*EXERCISE TASK*
Restate the whole listing exactly.

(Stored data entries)
## Begin

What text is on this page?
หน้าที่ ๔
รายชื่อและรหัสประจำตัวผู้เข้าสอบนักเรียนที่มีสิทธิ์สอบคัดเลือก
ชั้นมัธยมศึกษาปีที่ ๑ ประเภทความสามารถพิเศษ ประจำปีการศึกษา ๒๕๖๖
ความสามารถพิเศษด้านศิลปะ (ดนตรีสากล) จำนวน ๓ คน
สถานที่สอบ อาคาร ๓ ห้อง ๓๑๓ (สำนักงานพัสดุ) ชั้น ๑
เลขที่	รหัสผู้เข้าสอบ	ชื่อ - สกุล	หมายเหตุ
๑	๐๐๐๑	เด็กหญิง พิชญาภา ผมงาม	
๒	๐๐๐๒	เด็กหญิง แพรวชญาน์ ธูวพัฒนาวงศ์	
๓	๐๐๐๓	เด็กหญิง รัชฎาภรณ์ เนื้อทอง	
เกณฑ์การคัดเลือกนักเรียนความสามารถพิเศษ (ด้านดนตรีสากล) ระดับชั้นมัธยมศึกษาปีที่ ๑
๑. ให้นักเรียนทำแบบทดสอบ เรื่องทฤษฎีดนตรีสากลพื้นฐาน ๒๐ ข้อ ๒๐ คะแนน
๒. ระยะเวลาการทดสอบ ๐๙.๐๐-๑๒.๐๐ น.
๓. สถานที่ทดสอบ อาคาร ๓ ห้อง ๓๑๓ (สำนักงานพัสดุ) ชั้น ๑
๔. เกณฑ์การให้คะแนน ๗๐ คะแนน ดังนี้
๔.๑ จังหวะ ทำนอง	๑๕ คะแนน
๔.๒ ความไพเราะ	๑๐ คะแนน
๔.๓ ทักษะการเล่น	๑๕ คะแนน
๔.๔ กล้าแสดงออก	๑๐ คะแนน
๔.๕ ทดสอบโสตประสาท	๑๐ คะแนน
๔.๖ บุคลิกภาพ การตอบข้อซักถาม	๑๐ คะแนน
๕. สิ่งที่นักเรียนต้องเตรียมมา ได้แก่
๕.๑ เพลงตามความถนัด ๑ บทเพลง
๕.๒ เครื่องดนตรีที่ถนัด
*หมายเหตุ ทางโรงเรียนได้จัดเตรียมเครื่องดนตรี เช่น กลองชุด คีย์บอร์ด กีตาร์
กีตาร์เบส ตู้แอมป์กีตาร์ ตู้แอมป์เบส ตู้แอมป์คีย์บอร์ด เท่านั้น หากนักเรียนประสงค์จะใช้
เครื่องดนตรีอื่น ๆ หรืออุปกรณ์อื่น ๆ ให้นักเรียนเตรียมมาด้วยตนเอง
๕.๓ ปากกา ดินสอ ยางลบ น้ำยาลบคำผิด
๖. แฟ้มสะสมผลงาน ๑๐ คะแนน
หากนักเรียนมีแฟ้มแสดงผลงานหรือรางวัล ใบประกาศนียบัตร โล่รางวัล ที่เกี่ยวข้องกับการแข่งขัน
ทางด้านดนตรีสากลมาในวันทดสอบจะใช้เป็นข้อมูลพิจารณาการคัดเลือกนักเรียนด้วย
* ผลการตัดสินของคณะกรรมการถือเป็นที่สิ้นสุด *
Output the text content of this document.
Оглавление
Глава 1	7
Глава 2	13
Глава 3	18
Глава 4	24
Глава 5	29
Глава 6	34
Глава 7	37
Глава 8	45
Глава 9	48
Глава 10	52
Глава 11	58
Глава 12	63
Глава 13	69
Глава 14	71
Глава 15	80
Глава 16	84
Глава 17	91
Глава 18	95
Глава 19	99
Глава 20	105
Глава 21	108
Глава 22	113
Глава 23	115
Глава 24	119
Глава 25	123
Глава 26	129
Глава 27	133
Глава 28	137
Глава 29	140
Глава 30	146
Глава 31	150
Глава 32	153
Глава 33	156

## End

*RESPONSE BELOW*
What text is on this page?
หน้าที่ ๔
รายชื่อและรหัสประจำตัวผู้เข้าสอบนักเรียนที่มีสิทธิ์สอบคัดเลือก
ชั้นมัธยมศึกษาปีที่ ๑ ประเภทความสามารถพิเศษ ประจำปีการศึกษา ๒๕๖๖
ความสามารถพิเศษด้านศิลปะ (ดนตรีสากล) จำนวน ๓ คน
สถานที่สอบ อาคาร ๓ ห้อง ๓๑๓ (สำนักงานพัสดุ) ชั้น ๑
เลขที่	รหัสผู้เข้าสอบ	ชื่อ - สกุล	หมายเหตุ
๑	๐๐๐๑	เด็กหญิง พิชญาภา ผมงาม	
๒	๐๐๐๒	เด็กหญิง แพรวชญาน์ ธูวพัฒนาวงศ์	
๓	๐๐๐๓	เด็กหญิง รัชฎาภรณ์ เนื้อทอง	
เกณฑ์การคัดเลือกนักเรียนความสามารถพิเศษ (ด้านดนตรีสากล) ระดับชั้นมัธยมศึกษาปีที่ ๑
๑. ให้นักเรียนทำแบบทดสอบ เรื่องทฤษฎีดนตรีสากลพื้นฐาน ๒๐ ข้อ ๒๐ คะแนน
๒. ระยะเวลาการทดสอบ ๐๙.๐๐-๑๒.๐๐ น.
๓. สถานที่ทดสอบ อาคาร ๓ ห้อง ๓๑๓ (สำนักงานพัสดุ) ชั้น ๑
๔. เกณฑ์การให้คะแนน ๗๐ คะแนน ดังนี้
๔.๑ จังหวะ ทำนอง	๑๕ คะแนน
๔.๒ ความไพเราะ	๑๐ คะแนน
๔.๓ ทักษะการเล่น	๑๕ คะแนน
๔.๔ กล้าแสดงออก	๑๐ คะแนน
๔.๕ ทดสอบโสตประสาท	๑๐ คะแนน
๔.๖ บุคลิกภาพ การตอบข้อซักถาม	๑๐ คะแนน
๕. สิ่งที่นักเรียนต้องเตรียมมา ได้แก่
๕.๑ เพลงตามความถนัด ๑ บทเพลง
๕.๒ เครื่องดนตรีที่ถนัด
*หมายเหตุ ทางโรงเรียนได้จัดเตรียมเครื่องดนตรี เช่น กลองชุด คีย์บอร์ด กีตาร์
กีตาร์เบส ตู้แอมป์กีตาร์ ตู้แอมป์เบส ตู้แอมป์คีย์บอร์ด เท่านั้น หากนักเรียนประสงค์จะใช้
เครื่องดนตรีอื่น ๆ หรืออุปกรณ์อื่น ๆ ให้นักเรียนเตรียมมาด้วยตนเอง
๕.๓ ปากกา ดินสอ ยางลบ น้ำยาลบคำผิด
๖. แฟ้มสะสมผลงาน ๑๐ คะแนน
หากนักเรียนมีแฟ้มแสดงผลงานหรือรางวัล ใบประกาศนียบัตร โล่รางวัล ที่เกี่ยวข้องกับการแข่งขัน
ทางด้านดนตรีสากลมาในวันทดสอบจะใช้เป็นข้อมูลพิจารณาการคัดเลือกนักเรียนด้วย
* ผลการตัดสินของคณะกรรมการถือเป็นที่สิ้นสุด *
Output the text content of this document.
Оглавление
Глава 1	7
Глава 2	13
Глава 3	18
Глава 4	24
Глава 5	29
Глава 6	34
Глава 7	37
Глава 8	45
Глава 9	48
Глава 10	52
Глава 11	58
Глава 12	63
Глава 13	69
Глава 14	71
Глава 15	80
Глава 16	84
Глава 17	91
Глава 18	95
Глава 19	99
Глава 20	105
Глава 21	108
Глава 22	113
Глава 23	115
Глава 24	119
Глава 25	123
Глава 26	129
Глава 27	133
Глава 28	137
Глава 29	140
Глава 30	146
Глава 31	150
Глава 32	153
Глава 33	156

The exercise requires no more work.